Task details: Every record must be written out once more, with nothing added or omitted.

Information provided:
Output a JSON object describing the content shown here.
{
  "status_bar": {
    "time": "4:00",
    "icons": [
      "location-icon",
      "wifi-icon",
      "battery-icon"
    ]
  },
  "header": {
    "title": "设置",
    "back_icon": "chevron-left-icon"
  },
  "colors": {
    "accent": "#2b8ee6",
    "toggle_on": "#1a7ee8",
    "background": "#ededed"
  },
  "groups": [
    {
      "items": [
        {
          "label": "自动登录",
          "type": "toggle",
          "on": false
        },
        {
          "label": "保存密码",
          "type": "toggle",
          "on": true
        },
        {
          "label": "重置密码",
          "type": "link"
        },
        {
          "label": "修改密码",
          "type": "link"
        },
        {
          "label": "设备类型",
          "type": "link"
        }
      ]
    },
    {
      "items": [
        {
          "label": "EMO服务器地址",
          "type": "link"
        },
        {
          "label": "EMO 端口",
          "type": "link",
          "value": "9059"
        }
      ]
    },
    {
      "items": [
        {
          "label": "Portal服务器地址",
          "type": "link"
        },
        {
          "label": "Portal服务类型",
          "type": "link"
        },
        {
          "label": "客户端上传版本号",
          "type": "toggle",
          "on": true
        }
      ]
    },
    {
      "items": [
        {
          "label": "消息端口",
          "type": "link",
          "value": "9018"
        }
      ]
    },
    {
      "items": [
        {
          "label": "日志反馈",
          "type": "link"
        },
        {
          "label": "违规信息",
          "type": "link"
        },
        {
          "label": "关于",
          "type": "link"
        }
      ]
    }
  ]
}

Exercise response:
Output a JSON object describing the content shown here.
{
  "status_bar": {
    "time": "4:00",
    "icons": [
      "location-icon",
      "wifi-icon",
      "battery-icon"
    ]
  },
  "header": {
    "title": "设置",
    "back_icon": "chevron-left-icon"
  },
  "colors": {
    "accent": "#2b8ee6",
    "toggle_on": "#1a7ee8",
    "background": "#ededed"
  },
  "groups": [
    {
      "items": [
        {
          "label": "自动登录",
          "type": "toggle",
          "on": false
        },
        {
          "label": "保存密码",
          "type": "toggle",
          "on": true
        },
        {
          "label": "重置密码",
          "type": "link"
        },
        {
          "label": "修改密码",
          "type": "link"
        },
        {
          "label": "设备类型",
          "type": "link"
        }
      ]
    },
    {
      "items": [
        {
          "label": "EMO服务器地址",
          "type": "link"
        },
        {
          "label": "EMO 端口",
          "type": "link",
          "value": "9059"
        }
      ]
    },
    {
      "items": [
        {
          "label": "Portal服务器地址",
          "type": "link"
        },
        {
          "label": "Portal服务类型",
          "type": "link"
        },
        {
          "label": "客户端上传版本号",
          "type": "toggle",
          "on": true
        }
      ]
    },
    {
      "items": [
        {
          "label": "消息端口",
          "type": "link",
          "value": "9018"
        }
      ]
    },
    {
      "items": [
        {
          "label": "日志反馈",
          "type": "link"
        },
        {
          "label": "违规信息",
          "type": "link"
        },
        {
          "label": "关于",
          "type": "link"
        }
      ]
    }
  ]
}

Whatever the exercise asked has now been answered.